▸ **To be done**:
Provide an exact transcription of all the records.

<<<<

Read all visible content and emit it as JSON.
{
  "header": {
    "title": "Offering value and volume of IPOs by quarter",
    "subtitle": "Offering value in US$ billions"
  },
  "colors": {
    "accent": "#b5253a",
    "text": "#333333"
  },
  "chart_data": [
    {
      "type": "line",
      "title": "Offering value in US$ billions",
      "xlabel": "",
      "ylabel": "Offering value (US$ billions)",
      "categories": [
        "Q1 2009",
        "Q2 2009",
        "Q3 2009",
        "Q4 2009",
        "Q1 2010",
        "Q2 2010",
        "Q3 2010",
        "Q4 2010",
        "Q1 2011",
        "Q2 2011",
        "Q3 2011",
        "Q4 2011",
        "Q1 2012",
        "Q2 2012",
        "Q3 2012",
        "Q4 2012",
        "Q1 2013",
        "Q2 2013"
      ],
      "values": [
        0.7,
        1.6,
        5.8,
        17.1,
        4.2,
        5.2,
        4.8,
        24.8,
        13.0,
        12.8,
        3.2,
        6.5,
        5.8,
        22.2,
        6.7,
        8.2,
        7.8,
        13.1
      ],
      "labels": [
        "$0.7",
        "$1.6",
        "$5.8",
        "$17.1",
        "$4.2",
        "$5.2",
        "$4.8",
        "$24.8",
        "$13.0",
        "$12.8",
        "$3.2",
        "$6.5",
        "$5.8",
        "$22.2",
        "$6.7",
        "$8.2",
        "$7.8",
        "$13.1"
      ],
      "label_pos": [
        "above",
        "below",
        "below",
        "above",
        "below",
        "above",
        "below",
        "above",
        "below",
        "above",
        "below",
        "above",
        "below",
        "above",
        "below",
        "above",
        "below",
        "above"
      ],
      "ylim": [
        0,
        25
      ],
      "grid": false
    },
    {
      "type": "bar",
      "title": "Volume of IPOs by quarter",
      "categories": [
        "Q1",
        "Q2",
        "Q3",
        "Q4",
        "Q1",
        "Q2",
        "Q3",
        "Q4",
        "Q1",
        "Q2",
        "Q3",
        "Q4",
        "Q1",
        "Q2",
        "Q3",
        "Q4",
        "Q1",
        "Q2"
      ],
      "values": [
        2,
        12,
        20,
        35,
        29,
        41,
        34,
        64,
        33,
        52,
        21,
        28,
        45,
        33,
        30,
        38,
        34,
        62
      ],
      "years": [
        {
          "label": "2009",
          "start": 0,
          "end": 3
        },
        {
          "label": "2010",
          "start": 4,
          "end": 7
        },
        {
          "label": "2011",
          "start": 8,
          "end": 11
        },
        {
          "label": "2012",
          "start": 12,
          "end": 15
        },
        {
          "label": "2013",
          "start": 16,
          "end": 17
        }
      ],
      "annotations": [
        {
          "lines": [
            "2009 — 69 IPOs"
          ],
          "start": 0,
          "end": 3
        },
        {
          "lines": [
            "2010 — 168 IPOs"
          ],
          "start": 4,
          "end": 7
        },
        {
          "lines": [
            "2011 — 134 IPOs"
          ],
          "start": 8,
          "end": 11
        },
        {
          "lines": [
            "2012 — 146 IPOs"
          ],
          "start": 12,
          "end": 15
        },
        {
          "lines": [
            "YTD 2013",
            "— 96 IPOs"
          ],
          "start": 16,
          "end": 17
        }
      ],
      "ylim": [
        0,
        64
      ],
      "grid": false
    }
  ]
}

>>>>

▸ **Full response**:
Read all visible content and emit it as JSON.
{
  "header": {
    "title": "Offering value and volume of IPOs by quarter",
    "subtitle": "Offering value in US$ billions"
  },
  "colors": {
    "accent": "#b5253a",
    "text": "#333333"
  },
  "chart_data": [
    {
      "type": "line",
      "title": "Offering value in US$ billions",
      "xlabel": "",
      "ylabel": "Offering value (US$ billions)",
      "categories": [
        "Q1 2009",
        "Q2 2009",
        "Q3 2009",
        "Q4 2009",
        "Q1 2010",
        "Q2 2010",
        "Q3 2010",
        "Q4 2010",
        "Q1 2011",
        "Q2 2011",
        "Q3 2011",
        "Q4 2011",
        "Q1 2012",
        "Q2 2012",
        "Q3 2012",
        "Q4 2012",
        "Q1 2013",
        "Q2 2013"
      ],
      "values": [
        0.7,
        1.6,
        5.8,
        17.1,
        4.2,
        5.2,
        4.8,
        24.8,
        13.0,
        12.8,
        3.2,
        6.5,
        5.8,
        22.2,
        6.7,
        8.2,
        7.8,
        13.1
      ],
      "labels": [
        "$0.7",
        "$1.6",
        "$5.8",
        "$17.1",
        "$4.2",
        "$5.2",
        "$4.8",
        "$24.8",
        "$13.0",
        "$12.8",
        "$3.2",
        "$6.5",
        "$5.8",
        "$22.2",
        "$6.7",
        "$8.2",
        "$7.8",
        "$13.1"
      ],
      "label_pos": [
        "above",
        "below",
        "below",
        "above",
        "below",
        "above",
        "below",
        "above",
        "below",
        "above",
        "below",
        "above",
        "below",
        "above",
        "below",
        "above",
        "below",
        "above"
      ],
      "ylim": [
        0,
        25
      ],
      "grid": false
    },
    {
      "type": "bar",
      "title": "Volume of IPOs by quarter",
      "categories": [
        "Q1",
        "Q2",
        "Q3",
        "Q4",
        "Q1",
        "Q2",
        "Q3",
        "Q4",
        "Q1",
        "Q2",
        "Q3",
        "Q4",
        "Q1",
        "Q2",
        "Q3",
        "Q4",
        "Q1",
        "Q2"
      ],
      "values": [
        2,
        12,
        20,
        35,
        29,
        41,
        34,
        64,
        33,
        52,
        21,
        28,
        45,
        33,
        30,
        38,
        34,
        62
      ],
      "years": [
        {
          "label": "2009",
          "start": 0,
          "end": 3
        },
        {
          "label": "2010",
          "start": 4,
          "end": 7
        },
        {
          "label": "2011",
          "start": 8,
          "end": 11
        },
        {
          "label": "2012",
          "start": 12,
          "end": 15
        },
        {
          "label": "2013",
          "start": 16,
          "end": 17
        }
      ],
      "annotations": [
        {
          "lines": [
            "2009 — 69 IPOs"
          ],
          "start": 0,
          "end": 3
        },
        {
          "lines": [
            "2010 — 168 IPOs"
          ],
          "start": 4,
          "end": 7
        },
        {
          "lines": [
            "2011 — 134 IPOs"
          ],
          "start": 8,
          "end": 11
        },
        {
          "lines": [
            "2012 — 146 IPOs"
          ],
          "start": 12,
          "end": 15
        },
        {
          "lines": [
            "YTD 2013",
            "— 96 IPOs"
          ],
          "start": 16,
          "end": 17
        }
      ],
      "ylim": [
        0,
        64
      ],
      "grid": false
    }
  ]
}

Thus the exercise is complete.